--- Given records ---
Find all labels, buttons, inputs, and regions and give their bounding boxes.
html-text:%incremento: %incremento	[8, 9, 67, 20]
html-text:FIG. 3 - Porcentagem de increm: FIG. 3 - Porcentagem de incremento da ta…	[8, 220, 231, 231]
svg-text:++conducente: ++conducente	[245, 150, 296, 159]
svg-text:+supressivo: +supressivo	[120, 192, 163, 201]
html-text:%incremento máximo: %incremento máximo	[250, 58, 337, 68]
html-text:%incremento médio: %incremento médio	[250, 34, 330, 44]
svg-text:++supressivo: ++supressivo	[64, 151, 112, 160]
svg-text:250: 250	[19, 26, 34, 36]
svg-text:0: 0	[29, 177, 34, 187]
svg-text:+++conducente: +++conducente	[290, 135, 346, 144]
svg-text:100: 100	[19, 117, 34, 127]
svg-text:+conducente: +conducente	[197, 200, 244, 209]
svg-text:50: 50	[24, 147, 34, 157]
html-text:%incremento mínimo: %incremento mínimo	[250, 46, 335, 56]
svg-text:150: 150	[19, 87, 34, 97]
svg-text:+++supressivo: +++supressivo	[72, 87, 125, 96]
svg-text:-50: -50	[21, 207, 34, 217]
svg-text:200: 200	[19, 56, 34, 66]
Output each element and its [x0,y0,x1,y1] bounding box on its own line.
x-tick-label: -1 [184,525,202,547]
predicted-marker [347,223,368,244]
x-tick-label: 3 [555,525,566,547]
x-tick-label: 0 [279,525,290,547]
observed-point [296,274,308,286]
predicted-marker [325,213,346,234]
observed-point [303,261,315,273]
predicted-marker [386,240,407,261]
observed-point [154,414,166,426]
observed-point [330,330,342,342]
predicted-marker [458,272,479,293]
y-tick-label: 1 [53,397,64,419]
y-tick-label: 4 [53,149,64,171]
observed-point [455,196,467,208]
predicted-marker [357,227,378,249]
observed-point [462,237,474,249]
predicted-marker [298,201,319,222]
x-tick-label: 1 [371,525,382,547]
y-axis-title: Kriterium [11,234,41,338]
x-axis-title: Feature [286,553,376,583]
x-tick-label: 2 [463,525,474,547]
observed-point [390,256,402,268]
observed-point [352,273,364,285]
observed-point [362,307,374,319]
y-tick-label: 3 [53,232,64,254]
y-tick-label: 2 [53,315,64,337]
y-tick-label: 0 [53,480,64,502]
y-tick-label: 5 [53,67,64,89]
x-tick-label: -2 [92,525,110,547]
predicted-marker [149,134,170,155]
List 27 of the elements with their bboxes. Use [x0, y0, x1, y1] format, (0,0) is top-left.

* * *

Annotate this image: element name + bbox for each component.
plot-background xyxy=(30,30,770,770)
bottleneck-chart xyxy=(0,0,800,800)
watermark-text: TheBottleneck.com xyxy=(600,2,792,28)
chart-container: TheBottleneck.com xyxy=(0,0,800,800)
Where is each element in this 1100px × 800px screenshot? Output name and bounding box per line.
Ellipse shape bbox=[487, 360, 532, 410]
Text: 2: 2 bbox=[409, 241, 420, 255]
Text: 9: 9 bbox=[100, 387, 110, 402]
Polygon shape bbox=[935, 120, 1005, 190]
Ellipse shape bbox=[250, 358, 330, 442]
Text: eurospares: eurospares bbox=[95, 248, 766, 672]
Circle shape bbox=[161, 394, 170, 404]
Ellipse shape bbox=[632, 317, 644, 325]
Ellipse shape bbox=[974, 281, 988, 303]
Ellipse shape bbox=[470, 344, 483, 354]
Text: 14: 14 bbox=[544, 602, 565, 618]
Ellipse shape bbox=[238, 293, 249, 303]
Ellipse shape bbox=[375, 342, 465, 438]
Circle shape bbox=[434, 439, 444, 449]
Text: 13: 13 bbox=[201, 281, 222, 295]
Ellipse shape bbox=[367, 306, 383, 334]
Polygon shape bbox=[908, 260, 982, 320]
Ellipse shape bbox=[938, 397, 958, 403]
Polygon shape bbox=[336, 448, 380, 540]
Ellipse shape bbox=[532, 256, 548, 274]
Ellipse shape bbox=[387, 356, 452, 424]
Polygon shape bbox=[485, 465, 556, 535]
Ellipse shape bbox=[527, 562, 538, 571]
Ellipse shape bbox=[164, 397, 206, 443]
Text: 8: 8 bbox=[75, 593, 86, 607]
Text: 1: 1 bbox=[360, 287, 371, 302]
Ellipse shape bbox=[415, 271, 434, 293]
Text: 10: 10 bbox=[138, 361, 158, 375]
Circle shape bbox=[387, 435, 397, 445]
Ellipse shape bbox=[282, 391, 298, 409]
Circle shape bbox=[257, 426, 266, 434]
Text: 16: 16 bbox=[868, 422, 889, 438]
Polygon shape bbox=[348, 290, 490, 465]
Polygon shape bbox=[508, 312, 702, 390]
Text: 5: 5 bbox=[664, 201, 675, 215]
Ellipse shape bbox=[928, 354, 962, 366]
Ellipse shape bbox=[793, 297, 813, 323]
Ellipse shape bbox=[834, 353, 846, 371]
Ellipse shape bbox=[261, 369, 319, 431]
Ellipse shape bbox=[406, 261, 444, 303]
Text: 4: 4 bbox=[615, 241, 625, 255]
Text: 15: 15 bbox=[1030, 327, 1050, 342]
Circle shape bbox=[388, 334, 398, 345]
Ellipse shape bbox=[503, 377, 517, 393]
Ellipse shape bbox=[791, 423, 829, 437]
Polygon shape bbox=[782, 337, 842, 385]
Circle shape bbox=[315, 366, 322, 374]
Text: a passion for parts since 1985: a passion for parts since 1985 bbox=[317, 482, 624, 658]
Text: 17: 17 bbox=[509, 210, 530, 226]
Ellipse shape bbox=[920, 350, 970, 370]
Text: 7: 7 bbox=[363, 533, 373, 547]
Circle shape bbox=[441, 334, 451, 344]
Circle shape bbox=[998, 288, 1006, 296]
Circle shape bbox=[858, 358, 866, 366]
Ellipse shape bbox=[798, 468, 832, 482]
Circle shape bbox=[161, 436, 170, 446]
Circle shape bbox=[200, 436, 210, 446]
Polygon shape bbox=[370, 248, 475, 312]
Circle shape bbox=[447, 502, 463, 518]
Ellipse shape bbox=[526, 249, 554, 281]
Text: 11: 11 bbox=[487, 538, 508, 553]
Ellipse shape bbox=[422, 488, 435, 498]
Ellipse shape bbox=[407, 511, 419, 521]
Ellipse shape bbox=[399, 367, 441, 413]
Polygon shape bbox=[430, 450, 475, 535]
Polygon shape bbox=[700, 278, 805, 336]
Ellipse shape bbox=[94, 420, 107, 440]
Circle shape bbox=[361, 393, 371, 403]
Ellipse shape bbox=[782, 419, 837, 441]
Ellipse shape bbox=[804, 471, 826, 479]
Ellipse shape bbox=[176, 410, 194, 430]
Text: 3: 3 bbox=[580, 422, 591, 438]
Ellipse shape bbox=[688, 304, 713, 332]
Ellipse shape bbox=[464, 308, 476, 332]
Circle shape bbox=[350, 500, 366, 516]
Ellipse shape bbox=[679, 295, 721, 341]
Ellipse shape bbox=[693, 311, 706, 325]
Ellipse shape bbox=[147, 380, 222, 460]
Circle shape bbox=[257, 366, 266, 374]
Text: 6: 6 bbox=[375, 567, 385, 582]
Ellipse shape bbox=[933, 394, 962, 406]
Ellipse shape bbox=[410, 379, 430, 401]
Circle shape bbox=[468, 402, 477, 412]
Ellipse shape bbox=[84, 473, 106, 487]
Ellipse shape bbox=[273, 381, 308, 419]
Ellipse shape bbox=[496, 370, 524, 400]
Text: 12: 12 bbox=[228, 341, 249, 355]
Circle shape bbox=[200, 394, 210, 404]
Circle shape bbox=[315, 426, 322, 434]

...

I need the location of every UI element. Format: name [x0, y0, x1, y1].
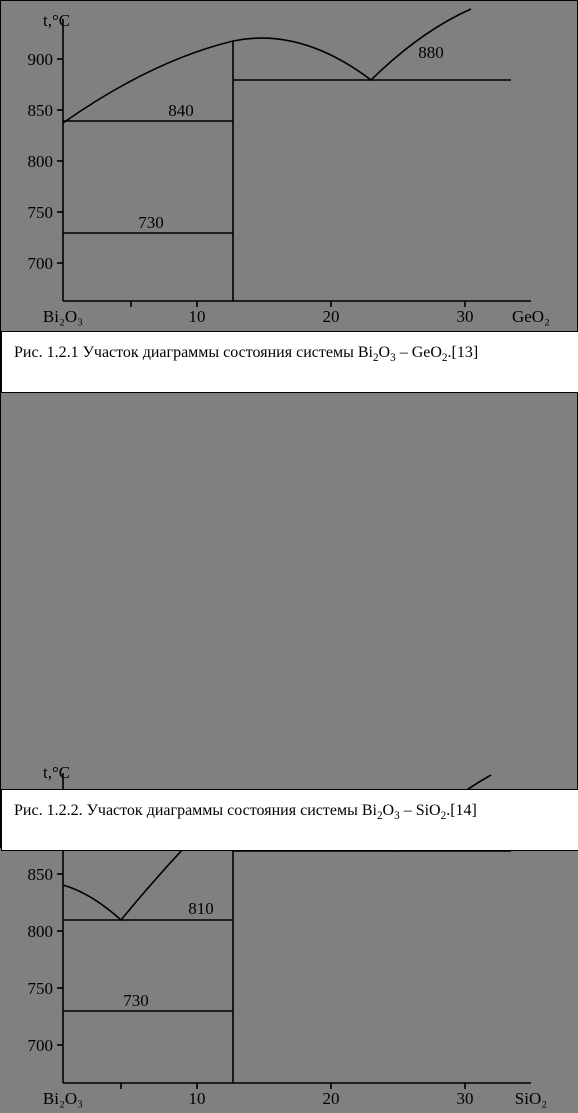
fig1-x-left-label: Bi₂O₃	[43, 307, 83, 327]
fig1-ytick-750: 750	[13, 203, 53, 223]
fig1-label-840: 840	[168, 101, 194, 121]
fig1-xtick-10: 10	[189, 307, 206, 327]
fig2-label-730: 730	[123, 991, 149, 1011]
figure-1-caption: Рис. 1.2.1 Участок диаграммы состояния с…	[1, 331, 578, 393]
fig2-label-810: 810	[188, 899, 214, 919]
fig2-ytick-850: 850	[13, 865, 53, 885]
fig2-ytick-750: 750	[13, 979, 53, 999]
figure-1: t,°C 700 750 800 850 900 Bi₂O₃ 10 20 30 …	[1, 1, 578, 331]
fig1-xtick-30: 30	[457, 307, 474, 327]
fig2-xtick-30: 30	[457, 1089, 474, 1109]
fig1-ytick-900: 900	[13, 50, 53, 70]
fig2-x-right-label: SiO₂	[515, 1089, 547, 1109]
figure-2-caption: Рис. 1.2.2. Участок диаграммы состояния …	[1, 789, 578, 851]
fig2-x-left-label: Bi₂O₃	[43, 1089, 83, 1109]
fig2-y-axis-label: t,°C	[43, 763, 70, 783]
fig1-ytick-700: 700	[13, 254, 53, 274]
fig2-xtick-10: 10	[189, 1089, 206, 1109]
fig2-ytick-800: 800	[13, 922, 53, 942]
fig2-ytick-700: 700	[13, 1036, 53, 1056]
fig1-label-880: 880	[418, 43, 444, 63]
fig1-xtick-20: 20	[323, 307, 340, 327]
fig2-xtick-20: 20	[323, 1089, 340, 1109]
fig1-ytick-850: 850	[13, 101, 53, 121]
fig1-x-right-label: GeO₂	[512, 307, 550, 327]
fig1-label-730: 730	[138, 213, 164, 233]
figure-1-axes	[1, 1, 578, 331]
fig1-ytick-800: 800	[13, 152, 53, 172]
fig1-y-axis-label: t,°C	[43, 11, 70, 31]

--- Your instructions ---
Copy everything in the entries above from the line that contains "Annotate this image: element" down to the line that contains "Where is each", repeating those lines exactly as they appear.

--- Expected answer ---
Annotate this image: element name + bbox for each component.
plot-background xyxy=(30,30,770,770)
bottleneck-chart xyxy=(0,0,800,800)
watermark-text: TheBottleneck.com xyxy=(600,2,792,28)
chart-container: TheBottleneck.com xyxy=(0,0,800,800)
Where is each element in this 1100px × 800px screenshot? Output name and bounding box per line.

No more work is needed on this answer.